# What you are asked to do
Only the pictures are to be left out; set down the rest of the records exactly.

# Records supplied

— Begin —

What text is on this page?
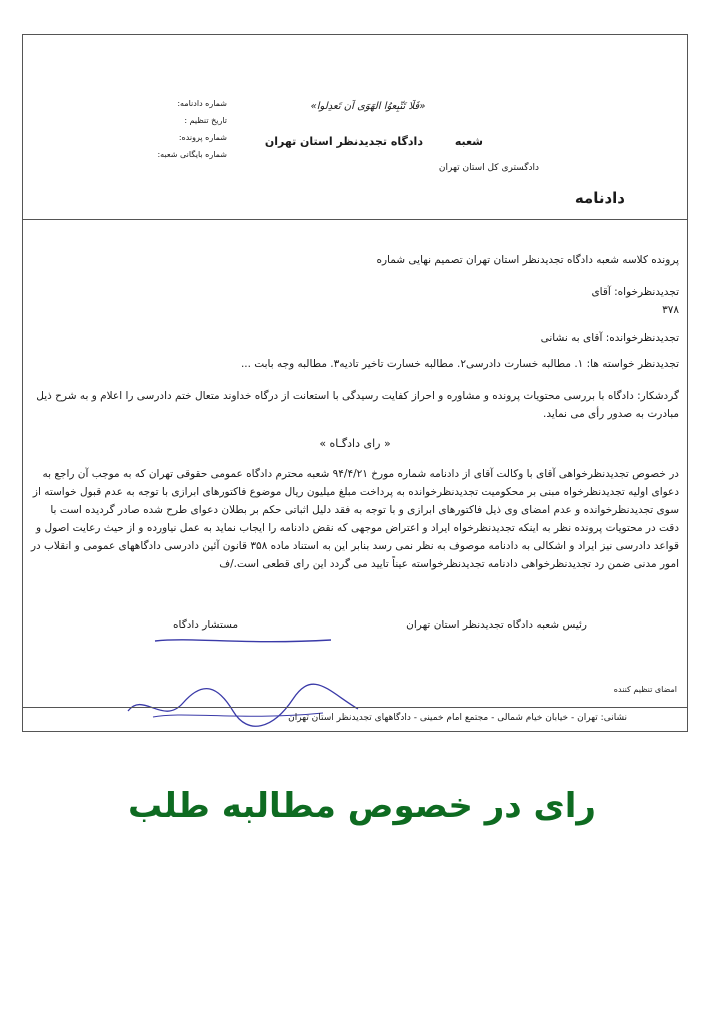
شماره دادنامه:
تاریخ تنظیم :
شماره پرونده:
شماره بایگانی شعبه:
«فَلَا تَتّبِعوُا الهَوَی اَن تَعدِلوا»
شعبه دادگاه تجدیدنظر استان تهران
دادگستری کل استان تهران
دادنامه
پرونده کلاسه شعبه دادگاه تجدیدنظر استان تهران تصمیم نهایی شماره
تجدیدنظرخواه: آقای
۳۷۸
تجدیدنظرخوانده: آقای به نشانی
تجدیدنظر خواسته ها: ۱. مطالبه خسارت دادرسی۲. مطالبه خسارت تاخیر تادیه۳. مطالبه وجه بابت ...
گردشکار: دادگاه با بررسی محتویات پرونده و مشاوره و احراز کفایت رسیدگی با استعانت از درگاه خداوند متعال ختم دادرسی را اعلام و به شرح ذیل مبادرت به صدور رأی می نماید.
« رای دادگـاه »
در خصوص تجدیدنظرخواهی آقای با وکالت آقای از دادنامه شماره مورخ ۹۴/۴/۲۱ شعبه محترم دادگاه عمومی حقوقی تهران که به موجب آن راجع به دعوای اولیه تجدیدنظرخواه مبنی بر محکومیت تجدیدنظرخوانده به پرداخت مبلغ میلیون ریال موضوع فاکتورهای ابرازی با توجه به عدم قبول خواسته از سوی تجدیدنظرخوانده و عدم امضای وی ذیل فاکتورهای ابرازی و با توجه به فقد دلیل اثباتی حکم بر بطلان دعوای طرح شده صادر گردیده است با دقت در محتویات پرونده نظر به اینکه تجدیدنظرخواه ایراد و اعتراض موجهی که نقض دادنامه را ایجاب نماید به عمل نیاورده و از حیث رعایت اصول و قواعد دادرسی نیز ایراد و اشکالی به دادنامه موصوف به نظر نمی رسد بنابر این به استناد ماده ۳۵۸ قانون آئین دادرسی دادگاههای عمومی و انقلاب در امور مدنی ضمن رد تجدیدنظرخواهی دادنامه تجدیدنظرخواسته عیناً تایید می گردد این رای قطعی است./ف
رئیس شعبه دادگاه تجدیدنظر استان تهران
مستشار دادگاه
امضای تنظیم کننده
نشانی: تهران - خیابان خیام شمالی - مجتمع امام خمینی - دادگاههای تجدیدنظر استان تهران
رای در خصوص مطالبه طلب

— End —

# Task solution
What text is on this page?
شماره دادنامه:
تاریخ تنظیم :
شماره پرونده:
شماره بایگانی شعبه:
«فَلَا تَتّبِعوُا الهَوَی اَن تَعدِلوا»
شعبه دادگاه تجدیدنظر استان تهران
دادگستری کل استان تهران
دادنامه
پرونده کلاسه شعبه دادگاه تجدیدنظر استان تهران تصمیم نهایی شماره
تجدیدنظرخواه: آقای
۳۷۸
تجدیدنظرخوانده: آقای به نشانی
تجدیدنظر خواسته ها: ۱. مطالبه خسارت دادرسی۲. مطالبه خسارت تاخیر تادیه۳. مطالبه وجه بابت ...
گردشکار: دادگاه با بررسی محتویات پرونده و مشاوره و احراز کفایت رسیدگی با استعانت از درگاه خداوند متعال ختم دادرسی را اعلام و به شرح ذیل مبادرت به صدور رأی می نماید.
« رای دادگـاه »
در خصوص تجدیدنظرخواهی آقای با وکالت آقای از دادنامه شماره مورخ ۹۴/۴/۲۱ شعبه محترم دادگاه عمومی حقوقی تهران که به موجب آن راجع به دعوای اولیه تجدیدنظرخواه مبنی بر محکومیت تجدیدنظرخوانده به پرداخت مبلغ میلیون ریال موضوع فاکتورهای ابرازی با توجه به عدم قبول خواسته از سوی تجدیدنظرخوانده و عدم امضای وی ذیل فاکتورهای ابرازی و با توجه به فقد دلیل اثباتی حکم بر بطلان دعوای طرح شده صادر گردیده است با دقت در محتویات پرونده نظر به اینکه تجدیدنظرخواه ایراد و اعتراض موجهی که نقض دادنامه را ایجاب نماید به عمل نیاورده و از حیث رعایت اصول و قواعد دادرسی نیز ایراد و اشکالی به دادنامه موصوف به نظر نمی رسد بنابر این به استناد ماده ۳۵۸ قانون آئین دادرسی دادگاههای عمومی و انقلاب در امور مدنی ضمن رد تجدیدنظرخواهی دادنامه تجدیدنظرخواسته عیناً تایید می گردد این رای قطعی است./ف
رئیس شعبه دادگاه تجدیدنظر استان تهران
مستشار دادگاه
امضای تنظیم کننده
نشانی: تهران - خیابان خیام شمالی - مجتمع امام خمینی - دادگاههای تجدیدنظر استان تهران
رای در خصوص مطالبه طلب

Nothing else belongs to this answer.